WRITTEN TASK: Your task is to copy every line of the entries that contains "ylabel".

STORED DATA:
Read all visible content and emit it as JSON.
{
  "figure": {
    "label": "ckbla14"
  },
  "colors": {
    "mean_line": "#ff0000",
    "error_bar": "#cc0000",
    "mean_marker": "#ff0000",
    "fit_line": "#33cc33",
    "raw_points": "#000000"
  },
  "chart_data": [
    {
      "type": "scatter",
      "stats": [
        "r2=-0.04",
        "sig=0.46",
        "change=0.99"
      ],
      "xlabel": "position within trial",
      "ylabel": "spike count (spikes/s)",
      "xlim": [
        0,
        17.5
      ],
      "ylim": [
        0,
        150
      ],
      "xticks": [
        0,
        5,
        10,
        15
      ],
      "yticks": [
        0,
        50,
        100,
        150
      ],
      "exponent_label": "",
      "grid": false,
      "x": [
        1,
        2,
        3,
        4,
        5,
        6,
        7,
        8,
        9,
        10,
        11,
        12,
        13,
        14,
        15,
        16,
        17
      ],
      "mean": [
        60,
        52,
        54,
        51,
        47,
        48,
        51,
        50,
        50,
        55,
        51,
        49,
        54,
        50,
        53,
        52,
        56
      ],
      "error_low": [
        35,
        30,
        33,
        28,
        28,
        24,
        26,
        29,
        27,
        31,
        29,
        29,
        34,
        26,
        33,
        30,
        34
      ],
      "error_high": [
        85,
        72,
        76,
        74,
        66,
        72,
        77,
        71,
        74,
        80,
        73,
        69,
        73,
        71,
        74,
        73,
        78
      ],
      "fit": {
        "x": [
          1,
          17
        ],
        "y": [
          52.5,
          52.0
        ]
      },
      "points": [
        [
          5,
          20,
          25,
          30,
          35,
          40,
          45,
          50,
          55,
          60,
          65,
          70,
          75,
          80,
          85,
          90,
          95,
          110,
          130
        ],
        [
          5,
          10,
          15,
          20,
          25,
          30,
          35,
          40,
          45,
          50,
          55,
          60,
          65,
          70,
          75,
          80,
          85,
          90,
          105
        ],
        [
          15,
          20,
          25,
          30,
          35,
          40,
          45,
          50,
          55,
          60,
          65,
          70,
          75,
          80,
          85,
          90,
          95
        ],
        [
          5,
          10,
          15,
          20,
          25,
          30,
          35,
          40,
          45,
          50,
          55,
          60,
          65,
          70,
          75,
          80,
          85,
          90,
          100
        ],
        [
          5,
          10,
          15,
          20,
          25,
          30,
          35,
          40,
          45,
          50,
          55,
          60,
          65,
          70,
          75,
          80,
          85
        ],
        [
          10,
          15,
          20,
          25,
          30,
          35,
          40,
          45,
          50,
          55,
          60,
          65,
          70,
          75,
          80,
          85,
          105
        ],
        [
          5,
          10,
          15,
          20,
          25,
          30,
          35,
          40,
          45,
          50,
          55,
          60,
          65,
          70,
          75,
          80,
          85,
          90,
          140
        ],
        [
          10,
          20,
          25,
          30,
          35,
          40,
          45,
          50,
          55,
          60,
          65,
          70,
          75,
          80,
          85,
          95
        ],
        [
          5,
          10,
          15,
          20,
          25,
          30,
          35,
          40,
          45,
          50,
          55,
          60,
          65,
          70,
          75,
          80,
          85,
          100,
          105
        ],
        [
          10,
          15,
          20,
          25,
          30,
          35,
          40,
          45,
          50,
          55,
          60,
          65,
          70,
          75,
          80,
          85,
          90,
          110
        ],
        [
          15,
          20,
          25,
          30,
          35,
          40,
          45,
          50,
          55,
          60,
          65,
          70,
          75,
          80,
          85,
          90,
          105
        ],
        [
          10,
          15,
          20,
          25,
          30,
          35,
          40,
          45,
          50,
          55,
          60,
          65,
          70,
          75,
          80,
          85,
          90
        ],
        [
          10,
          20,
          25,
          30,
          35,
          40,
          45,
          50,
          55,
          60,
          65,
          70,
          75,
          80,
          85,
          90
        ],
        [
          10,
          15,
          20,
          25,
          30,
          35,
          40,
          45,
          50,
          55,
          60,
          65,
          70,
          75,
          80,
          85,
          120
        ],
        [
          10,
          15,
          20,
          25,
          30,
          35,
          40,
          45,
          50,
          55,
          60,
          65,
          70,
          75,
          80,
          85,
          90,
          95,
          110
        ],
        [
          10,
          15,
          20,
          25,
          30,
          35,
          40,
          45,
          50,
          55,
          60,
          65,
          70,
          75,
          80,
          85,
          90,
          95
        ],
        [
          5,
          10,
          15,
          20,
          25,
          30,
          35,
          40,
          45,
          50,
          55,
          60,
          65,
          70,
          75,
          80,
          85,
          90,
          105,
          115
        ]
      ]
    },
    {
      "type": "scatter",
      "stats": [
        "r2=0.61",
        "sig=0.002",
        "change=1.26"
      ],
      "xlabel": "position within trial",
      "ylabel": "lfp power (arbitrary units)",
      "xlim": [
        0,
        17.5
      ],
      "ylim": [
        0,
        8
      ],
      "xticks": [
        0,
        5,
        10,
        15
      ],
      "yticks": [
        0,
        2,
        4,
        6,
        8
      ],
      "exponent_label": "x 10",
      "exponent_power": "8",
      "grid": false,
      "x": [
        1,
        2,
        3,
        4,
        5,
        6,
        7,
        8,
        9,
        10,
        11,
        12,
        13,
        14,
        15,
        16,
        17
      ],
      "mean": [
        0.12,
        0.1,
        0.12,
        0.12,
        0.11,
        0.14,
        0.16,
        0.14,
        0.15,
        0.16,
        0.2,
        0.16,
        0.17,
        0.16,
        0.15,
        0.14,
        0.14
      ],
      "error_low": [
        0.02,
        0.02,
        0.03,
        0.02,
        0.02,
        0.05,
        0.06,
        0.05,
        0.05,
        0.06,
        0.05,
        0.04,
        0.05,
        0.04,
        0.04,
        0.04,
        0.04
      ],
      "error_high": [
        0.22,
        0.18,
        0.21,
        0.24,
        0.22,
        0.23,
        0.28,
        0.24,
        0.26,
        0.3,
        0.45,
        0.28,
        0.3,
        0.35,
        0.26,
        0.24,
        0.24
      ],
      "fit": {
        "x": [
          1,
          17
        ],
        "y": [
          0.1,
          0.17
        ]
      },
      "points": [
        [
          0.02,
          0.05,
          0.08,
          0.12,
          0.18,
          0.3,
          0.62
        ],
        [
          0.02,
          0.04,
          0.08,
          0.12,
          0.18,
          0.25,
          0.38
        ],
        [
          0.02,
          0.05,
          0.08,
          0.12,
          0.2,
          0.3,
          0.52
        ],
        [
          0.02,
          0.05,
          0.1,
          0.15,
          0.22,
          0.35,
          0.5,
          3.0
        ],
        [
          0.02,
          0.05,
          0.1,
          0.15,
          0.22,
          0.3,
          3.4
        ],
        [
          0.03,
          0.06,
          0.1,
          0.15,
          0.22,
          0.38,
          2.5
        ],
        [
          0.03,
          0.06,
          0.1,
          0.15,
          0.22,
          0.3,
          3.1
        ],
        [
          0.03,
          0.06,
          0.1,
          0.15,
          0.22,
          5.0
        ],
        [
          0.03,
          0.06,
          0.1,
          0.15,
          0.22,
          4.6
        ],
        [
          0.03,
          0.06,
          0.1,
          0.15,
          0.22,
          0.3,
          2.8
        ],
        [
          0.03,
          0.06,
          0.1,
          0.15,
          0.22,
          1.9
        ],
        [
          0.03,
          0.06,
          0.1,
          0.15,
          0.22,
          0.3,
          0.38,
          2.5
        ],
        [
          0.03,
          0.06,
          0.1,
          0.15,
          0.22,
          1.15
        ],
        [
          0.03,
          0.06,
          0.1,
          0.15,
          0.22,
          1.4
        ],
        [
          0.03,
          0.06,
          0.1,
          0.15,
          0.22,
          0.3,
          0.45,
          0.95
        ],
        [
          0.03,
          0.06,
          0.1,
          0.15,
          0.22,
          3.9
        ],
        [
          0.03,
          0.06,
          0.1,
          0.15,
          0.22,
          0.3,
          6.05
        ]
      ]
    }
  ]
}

SOLUTION FOR THIS PROBLEM:
      "ylabel": "spike count (spikes/s)",
      "ylabel": "lfp power (arbitrary units)",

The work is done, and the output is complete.